▶ [TASK OBJECTIVE] Pictures aside, repeat every entry exactly.

▶ [STORED ROWS]
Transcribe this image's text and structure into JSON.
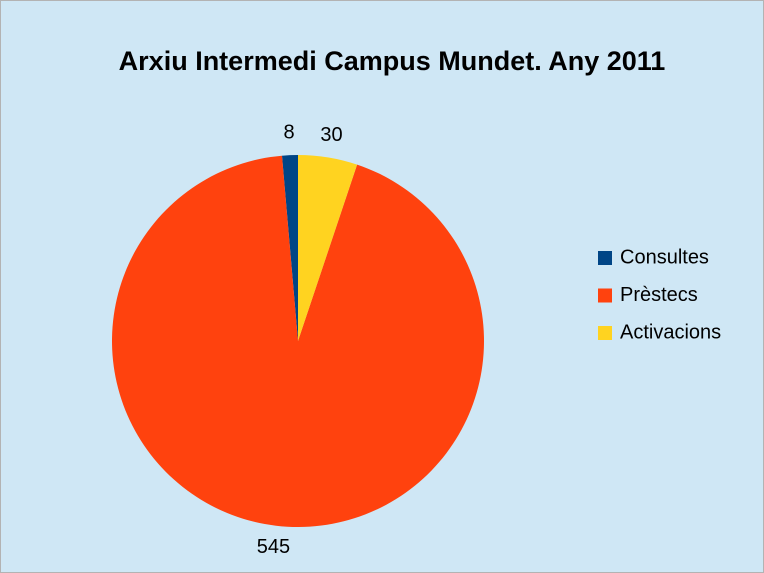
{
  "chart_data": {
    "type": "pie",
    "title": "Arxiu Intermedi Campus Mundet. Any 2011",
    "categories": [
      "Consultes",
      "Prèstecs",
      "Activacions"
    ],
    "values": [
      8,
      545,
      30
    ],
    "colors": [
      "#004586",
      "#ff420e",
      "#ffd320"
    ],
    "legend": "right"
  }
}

▶ [ANSWER IN FULL]
Transcribe this image's text and structure into JSON.
{
  "chart_data": {
    "type": "pie",
    "title": "Arxiu Intermedi Campus Mundet. Any 2011",
    "categories": [
      "Consultes",
      "Prèstecs",
      "Activacions"
    ],
    "values": [
      8,
      545,
      30
    ],
    "colors": [
      "#004586",
      "#ff420e",
      "#ffd320"
    ],
    "legend": "right"
  }
}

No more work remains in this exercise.